* DEINE AUFGABE *
Erkläre in ein bis drei Sätzen, warum die Aussage von Lord West im Text über den Cyberwar „Wasser auf meine Mühlen“ genannt wird.

* VORGEGEBENER TEXT *
━━━━━━━━━━
Anfang Juli habe ich im Beitrag „Der digitale 09/11 ist nahe“ in einem Szenario den Cyberwar skizziert, wie er zum Teil schon tobt und künftig noch toben wird. Lord West of Spithead, Staatssekretär im britischen Innenministerium und zuständig für Sicherheit und Terrorabwehr, sagte der Times gegenüber, dass es heute schon täglich Tausende von Angriffen auf das Computernetzwerk von Stromversorger und das britische Stromnetz NationalGrid, Rüstungskonzernen, Telekommunikationsunternehmen und Banken durch Kriminelle und Terroristen gäbe. Das ist natürlich Wasser auf meine Mühlen. Trotzdem wäre es mir lieber, mit meiner Einschätzung nicht Recht zu haben.
Daneben geht der Cyberwar Russlands gegen das Computernetzwerk der Regierung Georgiens unvermindert weiter und auch China wird sich nach dem Ende der olympischen Spiele wieder vermehrt der Spionage und der Kriegsführung über das Internet widmen.
━━━━━━━━━━
* EINGABEDATEN *
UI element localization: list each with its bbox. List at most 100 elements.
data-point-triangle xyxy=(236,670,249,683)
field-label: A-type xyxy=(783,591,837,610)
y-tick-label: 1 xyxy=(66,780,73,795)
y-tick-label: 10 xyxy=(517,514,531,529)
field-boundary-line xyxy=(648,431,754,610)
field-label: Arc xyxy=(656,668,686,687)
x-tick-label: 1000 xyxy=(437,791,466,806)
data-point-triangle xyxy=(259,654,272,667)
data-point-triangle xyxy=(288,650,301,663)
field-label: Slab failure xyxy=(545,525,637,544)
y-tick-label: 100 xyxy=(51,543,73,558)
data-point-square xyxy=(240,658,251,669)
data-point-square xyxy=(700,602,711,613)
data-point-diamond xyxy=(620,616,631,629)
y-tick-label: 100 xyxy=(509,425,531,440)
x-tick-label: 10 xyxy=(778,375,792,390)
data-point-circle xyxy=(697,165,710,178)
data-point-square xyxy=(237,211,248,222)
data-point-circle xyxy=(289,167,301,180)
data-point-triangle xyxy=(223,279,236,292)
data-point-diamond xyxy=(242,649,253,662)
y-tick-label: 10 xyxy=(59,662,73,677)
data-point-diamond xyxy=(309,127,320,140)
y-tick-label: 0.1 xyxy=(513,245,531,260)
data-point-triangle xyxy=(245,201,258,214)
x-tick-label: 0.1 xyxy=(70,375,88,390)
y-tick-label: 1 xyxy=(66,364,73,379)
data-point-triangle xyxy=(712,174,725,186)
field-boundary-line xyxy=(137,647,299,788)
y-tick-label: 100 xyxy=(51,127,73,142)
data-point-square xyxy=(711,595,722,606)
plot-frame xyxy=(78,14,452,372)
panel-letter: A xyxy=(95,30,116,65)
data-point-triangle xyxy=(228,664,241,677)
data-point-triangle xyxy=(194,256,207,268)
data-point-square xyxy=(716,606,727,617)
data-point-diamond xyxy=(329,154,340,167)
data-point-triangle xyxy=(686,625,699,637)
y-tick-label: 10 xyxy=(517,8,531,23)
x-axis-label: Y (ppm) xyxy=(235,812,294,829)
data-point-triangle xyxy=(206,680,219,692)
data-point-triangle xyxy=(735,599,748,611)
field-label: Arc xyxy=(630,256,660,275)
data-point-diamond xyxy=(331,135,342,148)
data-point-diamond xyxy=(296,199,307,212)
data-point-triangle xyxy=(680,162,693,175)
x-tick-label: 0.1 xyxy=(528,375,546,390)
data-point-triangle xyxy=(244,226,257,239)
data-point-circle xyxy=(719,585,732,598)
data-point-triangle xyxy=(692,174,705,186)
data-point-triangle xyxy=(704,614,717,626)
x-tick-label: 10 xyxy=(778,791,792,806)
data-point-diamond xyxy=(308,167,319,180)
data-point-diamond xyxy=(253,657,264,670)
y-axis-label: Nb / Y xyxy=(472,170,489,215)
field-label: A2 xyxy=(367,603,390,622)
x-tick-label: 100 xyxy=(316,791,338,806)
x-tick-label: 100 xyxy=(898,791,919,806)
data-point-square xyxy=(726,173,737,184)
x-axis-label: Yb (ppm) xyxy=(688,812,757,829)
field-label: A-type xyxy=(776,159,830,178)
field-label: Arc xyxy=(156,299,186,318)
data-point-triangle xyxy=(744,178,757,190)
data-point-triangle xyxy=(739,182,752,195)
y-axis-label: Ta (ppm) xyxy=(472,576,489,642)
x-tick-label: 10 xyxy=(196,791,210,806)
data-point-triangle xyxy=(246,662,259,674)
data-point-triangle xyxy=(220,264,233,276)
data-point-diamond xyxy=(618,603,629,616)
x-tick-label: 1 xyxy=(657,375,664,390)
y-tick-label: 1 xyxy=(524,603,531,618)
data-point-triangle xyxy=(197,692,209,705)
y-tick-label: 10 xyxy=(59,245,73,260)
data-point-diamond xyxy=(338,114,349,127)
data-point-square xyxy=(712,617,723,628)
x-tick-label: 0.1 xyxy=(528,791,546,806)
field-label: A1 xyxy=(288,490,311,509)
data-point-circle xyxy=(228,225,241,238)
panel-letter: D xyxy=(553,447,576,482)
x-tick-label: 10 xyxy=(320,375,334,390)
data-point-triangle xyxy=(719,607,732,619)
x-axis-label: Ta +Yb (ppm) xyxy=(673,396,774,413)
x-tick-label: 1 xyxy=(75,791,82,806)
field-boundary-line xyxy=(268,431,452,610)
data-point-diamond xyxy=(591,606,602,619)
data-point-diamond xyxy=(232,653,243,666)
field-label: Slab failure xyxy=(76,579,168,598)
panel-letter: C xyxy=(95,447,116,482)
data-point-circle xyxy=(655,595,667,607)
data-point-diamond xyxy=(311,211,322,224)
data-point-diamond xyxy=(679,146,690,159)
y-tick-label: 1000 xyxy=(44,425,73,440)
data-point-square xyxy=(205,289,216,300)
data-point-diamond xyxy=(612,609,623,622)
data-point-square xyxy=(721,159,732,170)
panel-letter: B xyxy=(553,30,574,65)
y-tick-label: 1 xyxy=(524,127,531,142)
━━━━━━━━━━
* DEINE ANTWORT *
Im Beitrag „Der digitale 09/11 ist nahe“ wurde Anfang Juli ein Cyberwar beschrieben, der zum Teil schon tobt. Lord West bestätigt genau das: Er sagt, dass es schon heute jeden Tag Tausende von Angriffen durch Kriminelle und Terroristen gibt. Betroffen sind die Computernetze von Stromversorgern und vom Stromnetz NationalGrid, von Rüstungskonzernen, Telekommunikationsunternehmen und Banken.